=== Dataset rows ===
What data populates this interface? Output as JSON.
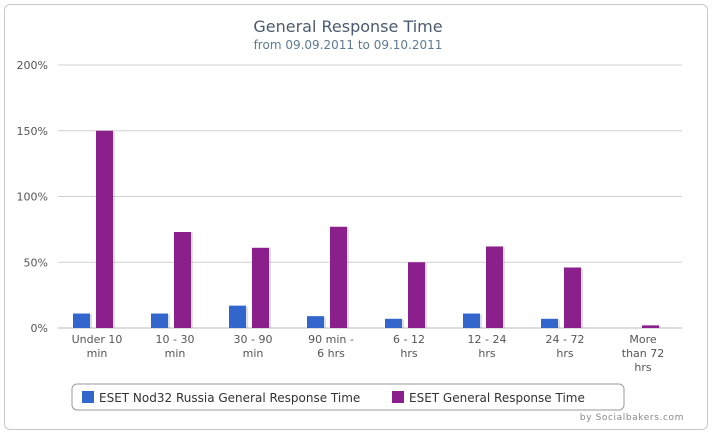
{
  "chart_data": {
    "type": "bar",
    "title": "General Response Time",
    "subtitle": "from 09.09.2011 to 09.10.2011",
    "categories": [
      [
        "Under 10",
        "min"
      ],
      [
        "10 - 30",
        "min"
      ],
      [
        "30 - 90",
        "min"
      ],
      [
        "90 min -",
        "6 hrs"
      ],
      [
        "6 - 12",
        "hrs"
      ],
      [
        "12 - 24",
        "hrs"
      ],
      [
        "24 - 72",
        "hrs"
      ],
      [
        "More",
        "than 72",
        "hrs"
      ]
    ],
    "series": [
      {
        "name": "ESET Nod32 Russia General Response Time",
        "color": "#3366cc",
        "values": [
          11,
          11,
          17,
          9,
          7,
          11,
          7,
          0
        ]
      },
      {
        "name": "ESET General Response Time",
        "color": "#8b1f8b",
        "values": [
          150,
          73,
          61,
          77,
          50,
          62,
          46,
          2
        ]
      }
    ],
    "ylim": [
      0,
      200
    ],
    "yticks": [
      0,
      50,
      100,
      150,
      200
    ],
    "ytick_suffix": "%",
    "grid": true,
    "legend": "bottom-center"
  },
  "credit": "by Socialbakers.com"
}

=== Written instruction ===
Extract the text of all the records above verbatim, excluding pictures.

=== Response to this task ===
What data populates this interface? Output as JSON.
{
  "chart_data": {
    "type": "bar",
    "title": "General Response Time",
    "subtitle": "from 09.09.2011 to 09.10.2011",
    "categories": [
      [
        "Under 10",
        "min"
      ],
      [
        "10 - 30",
        "min"
      ],
      [
        "30 - 90",
        "min"
      ],
      [
        "90 min -",
        "6 hrs"
      ],
      [
        "6 - 12",
        "hrs"
      ],
      [
        "12 - 24",
        "hrs"
      ],
      [
        "24 - 72",
        "hrs"
      ],
      [
        "More",
        "than 72",
        "hrs"
      ]
    ],
    "series": [
      {
        "name": "ESET Nod32 Russia General Response Time",
        "color": "#3366cc",
        "values": [
          11,
          11,
          17,
          9,
          7,
          11,
          7,
          0
        ]
      },
      {
        "name": "ESET General Response Time",
        "color": "#8b1f8b",
        "values": [
          150,
          73,
          61,
          77,
          50,
          62,
          46,
          2
        ]
      }
    ],
    "ylim": [
      0,
      200
    ],
    "yticks": [
      0,
      50,
      100,
      150,
      200
    ],
    "ytick_suffix": "%",
    "grid": true,
    "legend": "bottom-center"
  },
  "credit": "by Socialbakers.com"
}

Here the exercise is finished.